Return the full set of entries exactly. Omit none.
Segment Open
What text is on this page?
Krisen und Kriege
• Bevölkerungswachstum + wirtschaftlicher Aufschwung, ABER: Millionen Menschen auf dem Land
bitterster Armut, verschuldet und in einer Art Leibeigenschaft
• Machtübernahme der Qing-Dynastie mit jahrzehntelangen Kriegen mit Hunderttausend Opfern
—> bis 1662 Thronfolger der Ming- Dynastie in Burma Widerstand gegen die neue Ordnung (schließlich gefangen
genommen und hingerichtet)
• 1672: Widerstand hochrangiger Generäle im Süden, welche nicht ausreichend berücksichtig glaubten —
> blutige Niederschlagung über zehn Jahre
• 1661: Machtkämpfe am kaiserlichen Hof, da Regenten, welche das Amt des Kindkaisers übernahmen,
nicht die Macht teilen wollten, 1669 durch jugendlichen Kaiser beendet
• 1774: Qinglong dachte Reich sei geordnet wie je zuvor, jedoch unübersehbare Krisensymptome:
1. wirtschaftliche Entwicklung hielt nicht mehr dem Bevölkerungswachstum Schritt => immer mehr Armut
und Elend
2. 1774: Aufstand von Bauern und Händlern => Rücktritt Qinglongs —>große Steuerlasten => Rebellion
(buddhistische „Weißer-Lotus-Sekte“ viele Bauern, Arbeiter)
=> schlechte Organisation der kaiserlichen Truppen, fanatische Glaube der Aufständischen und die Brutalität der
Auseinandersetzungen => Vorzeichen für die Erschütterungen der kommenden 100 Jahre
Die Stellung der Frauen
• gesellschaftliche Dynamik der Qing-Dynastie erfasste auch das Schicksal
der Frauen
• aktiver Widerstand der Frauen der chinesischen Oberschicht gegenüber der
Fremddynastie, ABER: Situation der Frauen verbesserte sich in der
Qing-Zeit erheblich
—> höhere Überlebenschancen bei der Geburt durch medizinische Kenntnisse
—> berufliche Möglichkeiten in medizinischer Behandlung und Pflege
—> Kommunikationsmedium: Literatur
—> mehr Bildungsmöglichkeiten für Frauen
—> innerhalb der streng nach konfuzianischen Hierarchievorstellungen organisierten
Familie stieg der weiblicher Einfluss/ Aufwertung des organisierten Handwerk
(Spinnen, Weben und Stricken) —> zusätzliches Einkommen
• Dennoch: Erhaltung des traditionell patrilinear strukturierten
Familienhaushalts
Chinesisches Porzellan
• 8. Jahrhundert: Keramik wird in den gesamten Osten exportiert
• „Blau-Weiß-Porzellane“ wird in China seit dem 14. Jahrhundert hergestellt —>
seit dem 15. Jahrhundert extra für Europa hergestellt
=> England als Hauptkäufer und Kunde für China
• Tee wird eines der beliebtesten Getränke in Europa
Segment Closed
> TASK ANSWER
What text is on this page?
Krisen und Kriege
• Bevölkerungswachstum + wirtschaftlicher Aufschwung, ABER: Millionen Menschen auf dem Land
bitterster Armut, verschuldet und in einer Art Leibeigenschaft
• Machtübernahme der Qing-Dynastie mit jahrzehntelangen Kriegen mit Hunderttausend Opfern
—> bis 1662 Thronfolger der Ming- Dynastie in Burma Widerstand gegen die neue Ordnung (schließlich gefangen
genommen und hingerichtet)
• 1672: Widerstand hochrangiger Generäle im Süden, welche nicht ausreichend berücksichtig glaubten —
> blutige Niederschlagung über zehn Jahre
• 1661: Machtkämpfe am kaiserlichen Hof, da Regenten, welche das Amt des Kindkaisers übernahmen,
nicht die Macht teilen wollten, 1669 durch jugendlichen Kaiser beendet
• 1774: Qinglong dachte Reich sei geordnet wie je zuvor, jedoch unübersehbare Krisensymptome:
1. wirtschaftliche Entwicklung hielt nicht mehr dem Bevölkerungswachstum Schritt => immer mehr Armut
und Elend
2. 1774: Aufstand von Bauern und Händlern => Rücktritt Qinglongs —>große Steuerlasten => Rebellion
(buddhistische „Weißer-Lotus-Sekte“ viele Bauern, Arbeiter)
=> schlechte Organisation der kaiserlichen Truppen, fanatische Glaube der Aufständischen und die Brutalität der
Auseinandersetzungen => Vorzeichen für die Erschütterungen der kommenden 100 Jahre
Die Stellung der Frauen
• gesellschaftliche Dynamik der Qing-Dynastie erfasste auch das Schicksal
der Frauen
• aktiver Widerstand der Frauen der chinesischen Oberschicht gegenüber der
Fremddynastie, ABER: Situation der Frauen verbesserte sich in der
Qing-Zeit erheblich
—> höhere Überlebenschancen bei der Geburt durch medizinische Kenntnisse
—> berufliche Möglichkeiten in medizinischer Behandlung und Pflege
—> Kommunikationsmedium: Literatur
—> mehr Bildungsmöglichkeiten für Frauen
—> innerhalb der streng nach konfuzianischen Hierarchievorstellungen organisierten
Familie stieg der weiblicher Einfluss/ Aufwertung des organisierten Handwerk
(Spinnen, Weben und Stricken) —> zusätzliches Einkommen
• Dennoch: Erhaltung des traditionell patrilinear strukturierten
Familienhaushalts
Chinesisches Porzellan
• 8. Jahrhundert: Keramik wird in den gesamten Osten exportiert
• „Blau-Weiß-Porzellane“ wird in China seit dem 14. Jahrhundert hergestellt —>
seit dem 15. Jahrhundert extra für Europa hergestellt
=> England als Hauptkäufer und Kunde für China
• Tee wird eines der beliebtesten Getränke in Europa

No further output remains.